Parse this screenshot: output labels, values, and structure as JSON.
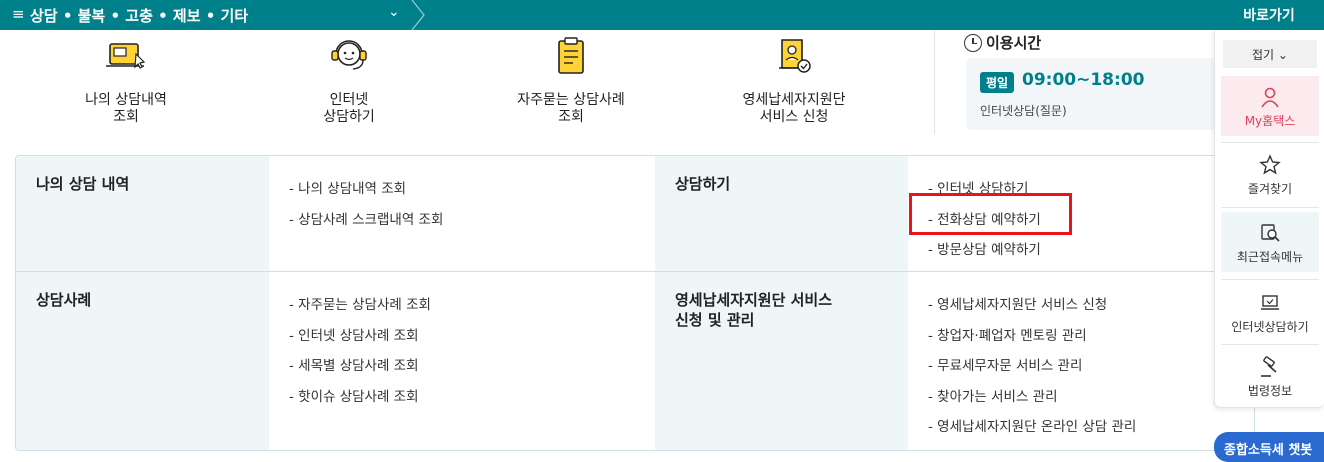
{
  "topbar": {
    "menu_label": "상담 • 불복 • 고충 • 제보 • 기타",
    "hamburger": "≡",
    "chevron": "⌄"
  },
  "quick_menu": {
    "title": "바로가기",
    "fold_label": "접기 ⌄",
    "items": [
      {
        "label": "My홈택스",
        "icon": "person-icon"
      },
      {
        "label": "즐겨찾기",
        "icon": "star-icon"
      },
      {
        "label": "최근접속메뉴",
        "icon": "recent-search-icon"
      },
      {
        "label": "인터넷상담하기",
        "icon": "laptop-icon"
      },
      {
        "label": "법령정보",
        "icon": "gavel-icon"
      }
    ]
  },
  "services": [
    {
      "label": "나의 상담내역\n조회",
      "icon": "consult-history-icon"
    },
    {
      "label": "인터넷\n상담하기",
      "icon": "headset-icon"
    },
    {
      "label": "자주묻는 상담사례\n조회",
      "icon": "clipboard-icon"
    },
    {
      "label": "영세납세자지원단\n서비스 신청",
      "icon": "certificate-icon"
    }
  ],
  "hours": {
    "title": "이용시간",
    "badge": "평일",
    "time": "09:00~18:00",
    "sub": "인터넷상담(질문)"
  },
  "sitemap": {
    "my_history": {
      "title": "나의 상담 내역",
      "links": [
        "- 나의 상담내역 조회",
        "- 상담사례 스크랩내역 조회"
      ]
    },
    "consult": {
      "title": "상담하기",
      "links": [
        "- 인터넷 상담하기",
        "- 전화상담 예약하기",
        "- 방문상담 예약하기"
      ]
    },
    "cases": {
      "title": "상담사례",
      "links": [
        "- 자주묻는 상담사례 조회",
        "- 인터넷 상담사례 조회",
        "- 세목별 상담사례 조회",
        "- 핫이슈 상담사례 조회"
      ]
    },
    "small_taxpayer": {
      "title": "영세납세자지원단 서비스\n신청 및 관리",
      "links": [
        "- 영세납세자지원단 서비스 신청",
        "- 창업자·폐업자 멘토링 관리",
        "- 무료세무자문 서비스 관리",
        "- 찾아가는 서비스 관리",
        "- 영세납세자지원단 온라인 상담 관리"
      ]
    }
  },
  "chatbot": {
    "label": "종합소득세 챗봇"
  },
  "colors": {
    "brand": "#00808a",
    "highlight": "#e8141c",
    "active": "#e0405a"
  }
}
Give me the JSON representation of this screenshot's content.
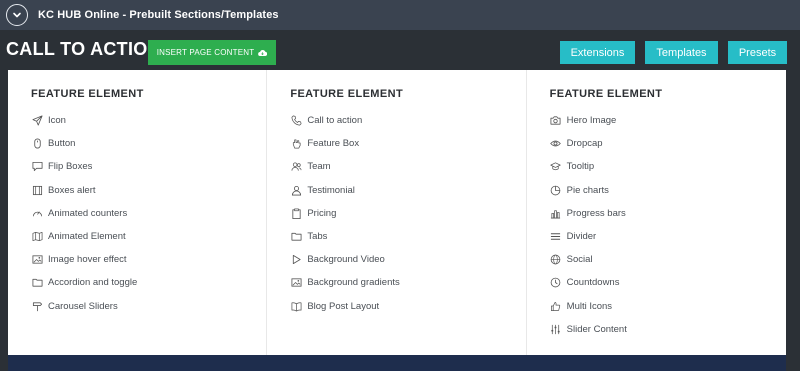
{
  "topbar": {
    "title": "KC HUB Online - Prebuilt Sections/Templates",
    "toggle_icon": "chevron-down-icon"
  },
  "header": {
    "section_title": "CALL TO ACTION",
    "insert_label": "INSERT PAGE CONTENT",
    "insert_icon": "cloud-download-icon",
    "tabs": [
      {
        "label": "Extensions"
      },
      {
        "label": "Templates"
      },
      {
        "label": "Presets"
      }
    ]
  },
  "colors": {
    "accent_teal": "#27bdc7",
    "insert_green": "#2eae4f",
    "dark_bg": "#2b3036",
    "topbar_bg": "#3a4350",
    "footer_navy": "#1e2d4d"
  },
  "columns": [
    {
      "heading": "FEATURE ELEMENT",
      "items": [
        {
          "label": "Icon",
          "icon": "send-icon"
        },
        {
          "label": "Button",
          "icon": "mouse-icon"
        },
        {
          "label": "Flip Boxes",
          "icon": "comment-icon"
        },
        {
          "label": "Boxes alert",
          "icon": "box-icon"
        },
        {
          "label": "Animated counters",
          "icon": "gauge-icon"
        },
        {
          "label": "Animated Element",
          "icon": "map-icon"
        },
        {
          "label": "Image hover effect",
          "icon": "image-icon"
        },
        {
          "label": "Accordion and toggle",
          "icon": "folder-icon"
        },
        {
          "label": "Carousel Sliders",
          "icon": "signpost-icon"
        }
      ]
    },
    {
      "heading": "FEATURE ELEMENT",
      "items": [
        {
          "label": "Call to action",
          "icon": "phone-icon"
        },
        {
          "label": "Feature Box",
          "icon": "hand-icon"
        },
        {
          "label": "Team",
          "icon": "users-icon"
        },
        {
          "label": "Testimonial",
          "icon": "user-icon"
        },
        {
          "label": "Pricing",
          "icon": "clipboard-icon"
        },
        {
          "label": "Tabs",
          "icon": "folder-icon"
        },
        {
          "label": "Background Video",
          "icon": "play-icon"
        },
        {
          "label": "Background gradients",
          "icon": "image-icon"
        },
        {
          "label": "Blog Post Layout",
          "icon": "book-icon"
        }
      ]
    },
    {
      "heading": "FEATURE ELEMENT",
      "items": [
        {
          "label": "Hero Image",
          "icon": "camera-icon"
        },
        {
          "label": "Dropcap",
          "icon": "eye-icon"
        },
        {
          "label": "Tooltip",
          "icon": "graduation-cap-icon"
        },
        {
          "label": "Pie charts",
          "icon": "pie-chart-icon"
        },
        {
          "label": "Progress bars",
          "icon": "bar-chart-icon"
        },
        {
          "label": "Divider",
          "icon": "menu-icon"
        },
        {
          "label": "Social",
          "icon": "globe-icon"
        },
        {
          "label": "Countdowns",
          "icon": "clock-icon"
        },
        {
          "label": "Multi Icons",
          "icon": "thumbs-up-icon"
        },
        {
          "label": "Slider Content",
          "icon": "sliders-icon"
        }
      ]
    }
  ]
}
- - -
TASK DETAILS: Repeat the material above verbatim. Leave the pictures behind.

SOLUTION FOR THIS TASK:
Parse this screenshot: output labels, values, and structure as JSON.
{
  "topbar": {
    "menu_label": "상담 • 불복 • 고충 • 제보 • 기타",
    "hamburger": "≡",
    "chevron": "⌄"
  },
  "quick_menu": {
    "title": "바로가기",
    "fold_label": "접기 ⌄",
    "items": [
      {
        "label": "My홈택스",
        "icon": "person-icon"
      },
      {
        "label": "즐겨찾기",
        "icon": "star-icon"
      },
      {
        "label": "최근접속메뉴",
        "icon": "recent-search-icon"
      },
      {
        "label": "인터넷상담하기",
        "icon": "laptop-icon"
      },
      {
        "label": "법령정보",
        "icon": "gavel-icon"
      }
    ]
  },
  "services": [
    {
      "label": "나의 상담내역\n조회",
      "icon": "consult-history-icon"
    },
    {
      "label": "인터넷\n상담하기",
      "icon": "headset-icon"
    },
    {
      "label": "자주묻는 상담사례\n조회",
      "icon": "clipboard-icon"
    },
    {
      "label": "영세납세자지원단\n서비스 신청",
      "icon": "certificate-icon"
    }
  ],
  "hours": {
    "title": "이용시간",
    "badge": "평일",
    "time": "09:00~18:00",
    "sub": "인터넷상담(질문)"
  },
  "sitemap": {
    "my_history": {
      "title": "나의 상담 내역",
      "links": [
        "- 나의 상담내역 조회",
        "- 상담사례 스크랩내역 조회"
      ]
    },
    "consult": {
      "title": "상담하기",
      "links": [
        "- 인터넷 상담하기",
        "- 전화상담 예약하기",
        "- 방문상담 예약하기"
      ]
    },
    "cases": {
      "title": "상담사례",
      "links": [
        "- 자주묻는 상담사례 조회",
        "- 인터넷 상담사례 조회",
        "- 세목별 상담사례 조회",
        "- 핫이슈 상담사례 조회"
      ]
    },
    "small_taxpayer": {
      "title": "영세납세자지원단 서비스\n신청 및 관리",
      "links": [
        "- 영세납세자지원단 서비스 신청",
        "- 창업자·폐업자 멘토링 관리",
        "- 무료세무자문 서비스 관리",
        "- 찾아가는 서비스 관리",
        "- 영세납세자지원단 온라인 상담 관리"
      ]
    }
  },
  "chatbot": {
    "label": "종합소득세 챗봇"
  },
  "colors": {
    "brand": "#00808a",
    "highlight": "#e8141c",
    "active": "#e0405a"
  }
}
Give me the JSON representation of this screenshot's content.
{
  "topbar": {
    "title": "KC HUB Online - Prebuilt Sections/Templates",
    "toggle_icon": "chevron-down-icon"
  },
  "header": {
    "section_title": "CALL TO ACTION",
    "insert_label": "INSERT PAGE CONTENT",
    "insert_icon": "cloud-download-icon",
    "tabs": [
      {
        "label": "Extensions"
      },
      {
        "label": "Templates"
      },
      {
        "label": "Presets"
      }
    ]
  },
  "colors": {
    "accent_teal": "#27bdc7",
    "insert_green": "#2eae4f",
    "dark_bg": "#2b3036",
    "topbar_bg": "#3a4350",
    "footer_navy": "#1e2d4d"
  },
  "columns": [
    {
      "heading": "FEATURE ELEMENT",
      "items": [
        {
          "label": "Icon",
          "icon": "send-icon"
        },
        {
          "label": "Button",
          "icon": "mouse-icon"
        },
        {
          "label": "Flip Boxes",
          "icon": "comment-icon"
        },
        {
          "label": "Boxes alert",
          "icon": "box-icon"
        },
        {
          "label": "Animated counters",
          "icon": "gauge-icon"
        },
        {
          "label": "Animated Element",
          "icon": "map-icon"
        },
        {
          "label": "Image hover effect",
          "icon": "image-icon"
        },
        {
          "label": "Accordion and toggle",
          "icon": "folder-icon"
        },
        {
          "label": "Carousel Sliders",
          "icon": "signpost-icon"
        }
      ]
    },
    {
      "heading": "FEATURE ELEMENT",
      "items": [
        {
          "label": "Call to action",
          "icon": "phone-icon"
        },
        {
          "label": "Feature Box",
          "icon": "hand-icon"
        },
        {
          "label": "Team",
          "icon": "users-icon"
        },
        {
          "label": "Testimonial",
          "icon": "user-icon"
        },
        {
          "label": "Pricing",
          "icon": "clipboard-icon"
        },
        {
          "label": "Tabs",
          "icon": "folder-icon"
        },
        {
          "label": "Background Video",
          "icon": "play-icon"
        },
        {
          "label": "Background gradients",
          "icon": "image-icon"
        },
        {
          "label": "Blog Post Layout",
          "icon": "book-icon"
        }
      ]
    },
    {
      "heading": "FEATURE ELEMENT",
      "items": [
        {
          "label": "Hero Image",
          "icon": "camera-icon"
        },
        {
          "label": "Dropcap",
          "icon": "eye-icon"
        },
        {
          "label": "Tooltip",
          "icon": "graduation-cap-icon"
        },
        {
          "label": "Pie charts",
          "icon": "pie-chart-icon"
        },
        {
          "label": "Progress bars",
          "icon": "bar-chart-icon"
        },
        {
          "label": "Divider",
          "icon": "menu-icon"
        },
        {
          "label": "Social",
          "icon": "globe-icon"
        },
        {
          "label": "Countdowns",
          "icon": "clock-icon"
        },
        {
          "label": "Multi Icons",
          "icon": "thumbs-up-icon"
        },
        {
          "label": "Slider Content",
          "icon": "sliders-icon"
        }
      ]
    }
  ]
}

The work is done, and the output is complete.